>> begin Extracted data
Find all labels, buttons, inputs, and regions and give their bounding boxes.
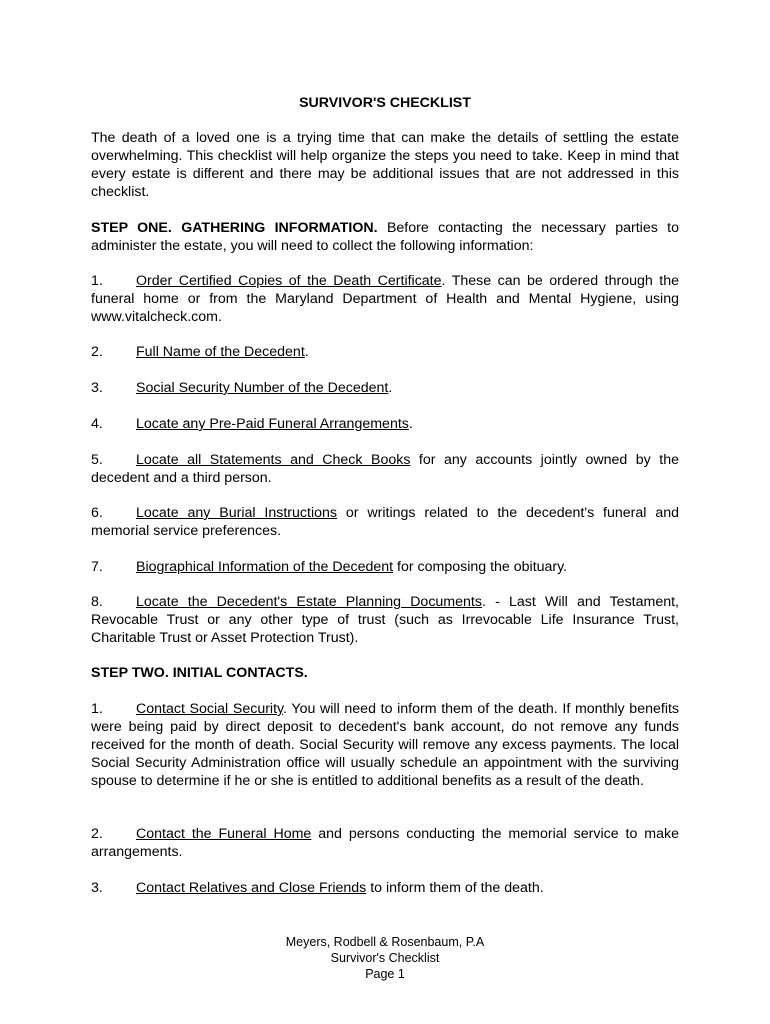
footer-document-title: Survivor's Checklist [330, 951, 440, 965]
item-title: Social Security Number of the Decedent [136, 380, 389, 396]
item-number: 5. [91, 452, 103, 468]
step-two-item-3 [91, 879, 679, 897]
step-one-text: Before contacting the necessary parties to administer the estate, you will need to collect the following information: [91, 220, 679, 254]
item-title: Contact the Funeral Home [136, 826, 312, 842]
item-text: for any accounts jointly owned by the decedent and a third person. [91, 452, 679, 486]
item-number: 4. [91, 416, 103, 432]
item-text: . These can be ordered through the funeral home or from the Maryland Department of Health and Mental Hygiene, using www.vitalcheck.com. [91, 273, 680, 325]
intro-paragraph: The death of a loved one is a trying time that can make the details of settling the estate overwhelming. This checklist will help organize the steps you need to take. Keep in mind that every estate is different and there may be additional issues that are not addressed in this checklist. [91, 130, 679, 200]
item-title: Locate all Statements and Check Books [136, 452, 411, 468]
item-title: Locate any Burial Instructions [136, 505, 337, 521]
footer-firm: Meyers, Rodbell & Rosenbaum, P.A [285, 935, 485, 949]
page-footer [0, 934, 770, 982]
step-one-item-7 [91, 558, 679, 576]
item-title: Contact Relatives and Close Friends [136, 880, 367, 896]
item-text: . [304, 344, 309, 360]
footer-page-number: Page 1 [365, 967, 405, 981]
step-one-heading: STEP ONE. GATHERING INFORMATION. [91, 220, 378, 236]
step-two-item-1 [91, 700, 679, 790]
item-number: 7. [91, 559, 103, 575]
item-number: 2. [91, 826, 103, 842]
step-one-item-3 [91, 379, 679, 397]
step-one-item-5 [91, 451, 679, 487]
item-title: Locate any Pre-Paid Funeral Arrangements [136, 416, 409, 432]
item-text: for composing the obituary. [393, 559, 568, 575]
item-title: Full Name of the Decedent [136, 344, 305, 360]
item-number: 3. [91, 880, 103, 896]
item-text: . You will need to inform them of the death. If monthly benefits were being paid by direct deposit to decedent's bank account, do not remove any funds received for the month of death. Social Security will remove any excess payments. The local Social Security Administration office will usually schedule an appointment with the surviving spouse to determine if he or she is entitled to additional benefits as a result of the death. [91, 701, 680, 789]
item-text: . [388, 380, 393, 396]
item-number: 1. [91, 273, 103, 289]
item-title: Biographical Information of the Decedent [136, 559, 394, 575]
item-number: 3. [91, 380, 103, 396]
step-one-item-6 [91, 504, 679, 540]
item-text: . - Last Will and Testament, Revocable Trust or any other type of trust (such as Irrevocable Life Insurance Trust, Charitable Trust or Asset Protection Trust). [91, 594, 679, 646]
step-two-heading: STEP TWO. INITIAL CONTACTS. [91, 665, 308, 681]
step-one-item-8 [91, 593, 679, 647]
item-text: and persons conducting the memorial service to make arrangements. [91, 826, 679, 860]
item-text: . [408, 416, 413, 432]
item-number: 2. [91, 344, 103, 360]
item-number: 6. [91, 505, 103, 521]
item-title: Contact Social Security [136, 701, 284, 717]
item-title: Order Certified Copies of the Death Certificate [136, 273, 442, 289]
item-title: Locate the Decedent's Estate Planning Documents [136, 594, 482, 610]
page-title: SURVIVOR'S CHECKLIST [299, 95, 471, 111]
item-number: 1. [91, 701, 103, 717]
step-one-item-1 [91, 272, 679, 326]
item-number: 8. [91, 594, 103, 610]
step-one-item-2 [91, 343, 679, 361]
item-text: to inform them of the death. [366, 880, 544, 896]
step-one-paragraph [91, 219, 679, 255]
item-text: or writings related to the decedent's funeral and memorial service preferences. [91, 505, 680, 539]
step-two-item-2 [91, 825, 679, 861]
step-two-heading-line [91, 664, 679, 682]
step-one-item-4 [91, 415, 679, 433]
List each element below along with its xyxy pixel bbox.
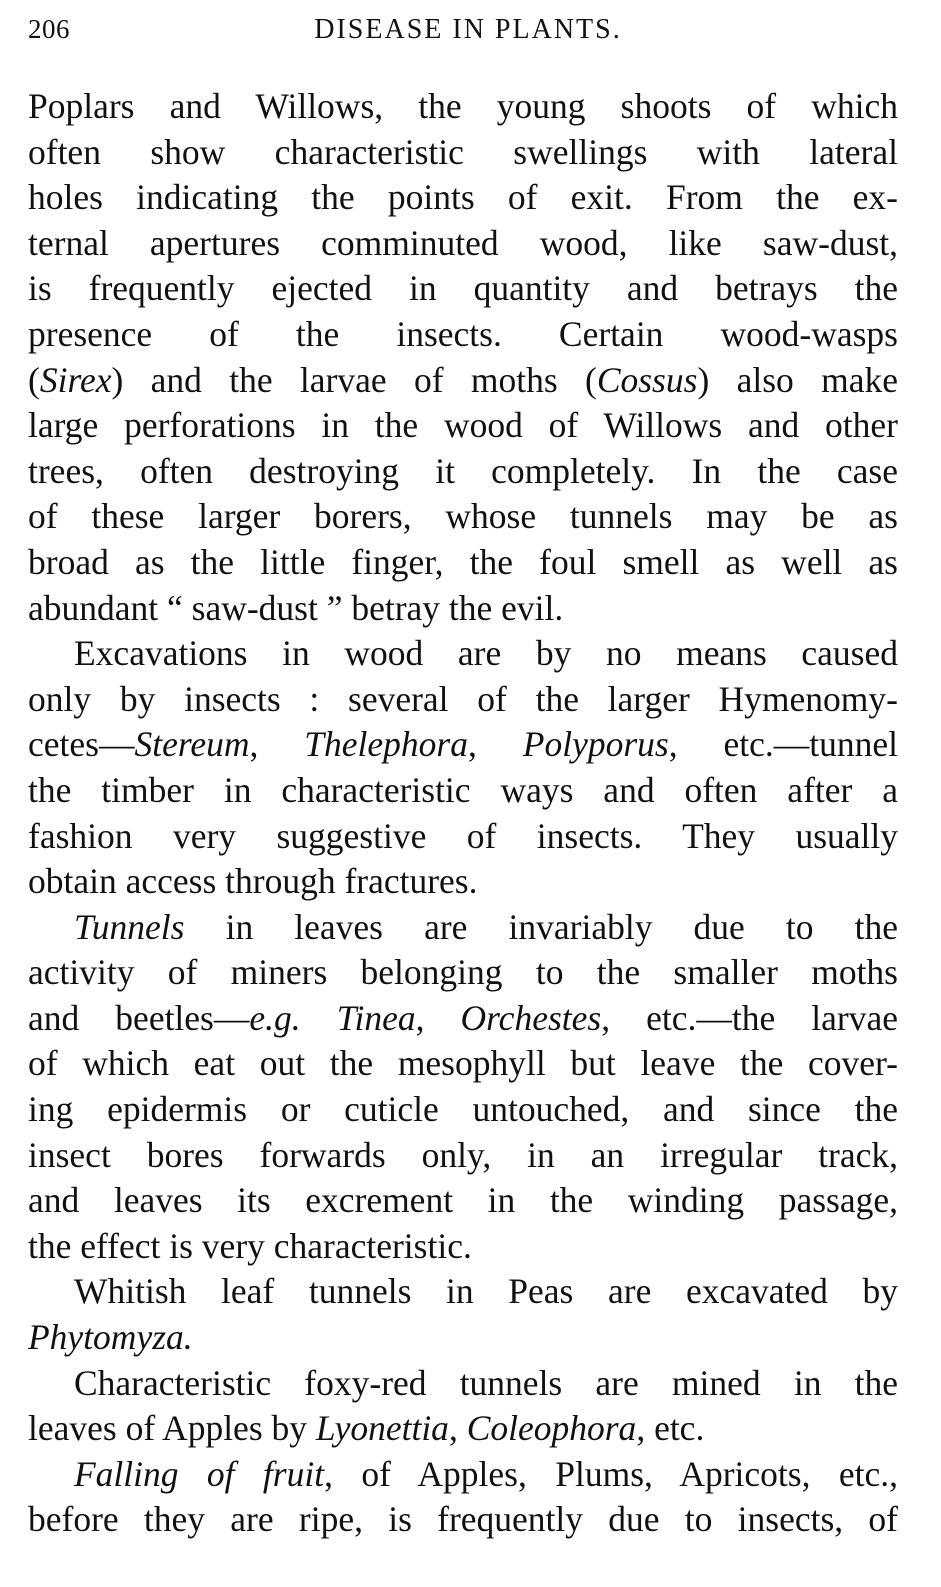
italic-text: Phytomyza. <box>28 1317 193 1358</box>
text-run: and beetles— <box>28 997 250 1038</box>
text-run: the timber in characteristic ways and often after a <box>28 769 898 810</box>
text-run: , <box>415 997 461 1038</box>
page-number: 206 <box>28 14 70 44</box>
text-run: , etc. <box>636 1408 705 1449</box>
text-line <box>28 768 898 814</box>
text-line <box>28 540 898 586</box>
text-line <box>28 1133 898 1179</box>
text-line <box>28 358 898 404</box>
italic-text: Polyporus <box>522 724 669 765</box>
text-line <box>28 84 898 130</box>
text-line <box>28 950 898 996</box>
text-run: Whitish leaf tunnels in Peas are excavated by <box>74 1271 898 1312</box>
italic-text: Sirex <box>39 359 112 400</box>
text-line <box>28 312 898 358</box>
running-head <box>28 14 908 54</box>
text-run: trees, often destroying it completely. In the case <box>28 450 898 491</box>
text-line <box>28 221 898 267</box>
text-line <box>28 449 898 495</box>
text-run: presence of the insects. Certain wood-wasps <box>28 313 898 354</box>
text-run: broad as the little finger, the foul smell as well as <box>28 541 898 582</box>
text-run: of which eat out the mesophyll but leave the cover- <box>28 1043 898 1084</box>
italic-text: Stereum <box>134 724 250 765</box>
text-line <box>28 814 898 860</box>
italic-text: Cossus <box>596 359 698 400</box>
text-run <box>301 998 337 1038</box>
text-line <box>28 1087 898 1133</box>
text-run: in leaves are invariably due to the <box>184 906 898 947</box>
text-run: ternal apertures comminuted wood, like saw-dust, <box>28 222 898 263</box>
text-line <box>28 1497 898 1543</box>
italic-text: Tinea <box>336 997 416 1038</box>
italic-text: Tunnels <box>74 906 185 947</box>
text-line <box>28 1361 898 1407</box>
text-run: fashion very suggestive of insects. They usually <box>28 815 898 856</box>
text-line <box>28 1452 898 1498</box>
text-line <box>28 859 898 905</box>
text-line <box>28 175 898 221</box>
text-run: Poplars and Willows, the young shoots of which <box>28 86 898 126</box>
text-run: holes indicating the points of exit. From the ex- <box>28 177 898 218</box>
text-run: activity of miners belonging to the smaller moths <box>28 952 898 993</box>
text-run: , <box>467 724 523 765</box>
text-line <box>28 1406 898 1452</box>
text-run: , <box>249 724 305 765</box>
text-line <box>28 1224 898 1270</box>
text-run: Characteristic foxy-red tunnels are mined in the <box>74 1362 898 1403</box>
text-run: only by insects : several of the larger Hymenomy- <box>28 678 898 719</box>
text-line <box>28 1041 898 1087</box>
text-run: ing epidermis or cuticle untouched, and since the <box>28 1089 898 1130</box>
text-run: is frequently ejected in quantity and betrays the <box>28 268 898 309</box>
text-line <box>28 403 898 449</box>
text-line <box>28 1178 898 1224</box>
body-text <box>28 84 898 1543</box>
text-run: obtain access through fractures. <box>28 861 478 902</box>
text-line <box>28 130 898 176</box>
text-run: the effect is very characteristic. <box>28 1225 472 1266</box>
text-run: ) and the larvae of moths ( <box>111 359 597 400</box>
text-line <box>28 494 898 540</box>
italic-text: Coleophora <box>466 1408 637 1449</box>
text-run: leaves of Apples by <box>28 1408 316 1449</box>
text-run: ( <box>28 359 40 400</box>
text-run: abundant “ saw-dust ” betray the evil. <box>28 587 564 628</box>
text-run: ) also make <box>697 359 898 400</box>
text-run: insect bores forwards only, in an irregular track, <box>28 1134 898 1175</box>
italic-text: Thelephora <box>304 724 468 765</box>
text-run: and leaves its excrement in the winding passage, <box>28 1180 898 1221</box>
text-line <box>28 905 898 951</box>
text-run: , <box>448 1408 467 1449</box>
text-run: , etc.—the larvae <box>601 997 899 1038</box>
italic-text: Orchestes <box>460 997 602 1038</box>
running-title: DISEASE IN PLANTS. <box>314 14 622 45</box>
text-run: of these larger borers, whose tunnels may be as <box>28 496 898 537</box>
text-run: Excavations in wood are by no means caused <box>74 633 898 674</box>
text-line <box>28 631 898 677</box>
text-run: , etc.—tunnel <box>668 724 899 765</box>
text-line <box>28 1315 898 1361</box>
italic-text: e.g. <box>249 997 301 1038</box>
text-line <box>28 722 898 768</box>
text-run: before they are ripe, is frequently due to insects, of <box>28 1499 898 1540</box>
text-line <box>28 266 898 312</box>
italic-text: Lyonettia <box>315 1408 449 1449</box>
text-line <box>28 677 898 723</box>
text-run: cetes— <box>28 724 135 765</box>
text-line <box>28 1269 898 1315</box>
text-line <box>28 586 898 632</box>
text-line <box>28 996 898 1042</box>
text-run: , of Apples, Plums, Apricots, etc., <box>324 1453 898 1494</box>
italic-text: Falling of fruit <box>74 1453 325 1494</box>
text-run: large perforations in the wood of Willows and other <box>28 405 898 446</box>
text-run: often show characteristic swellings with lateral <box>28 131 898 172</box>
>> end Extracted data
The exercise:
Rewrite the listing from the line with "italic-text: Phytomyza. <box>28" to the line with "text-run: Whitish leaf", swapping "Peas" for "Beans" and keeping everything else the same.

Answer for this exercise:
italic-text: Phytomyza. <box>28 1317 193 1358</box>
text-run: and beetles— <box>28 997 250 1038</box>
text-run: the timber in characteristic ways and often after a <box>28 769 898 810</box>
text-run: , <box>415 997 461 1038</box>
page-number: 206 <box>28 14 70 44</box>
text-run: , etc. <box>636 1408 705 1449</box>
text-line <box>28 768 898 814</box>
text-line <box>28 540 898 586</box>
text-line <box>28 1133 898 1179</box>
text-line <box>28 358 898 404</box>
italic-text: Polyporus <box>522 724 669 765</box>
text-line <box>28 84 898 130</box>
text-line <box>28 950 898 996</box>
text-run: Whitish leaf tunnels in Beans are excavated by <box>74 1271 898 1312</box>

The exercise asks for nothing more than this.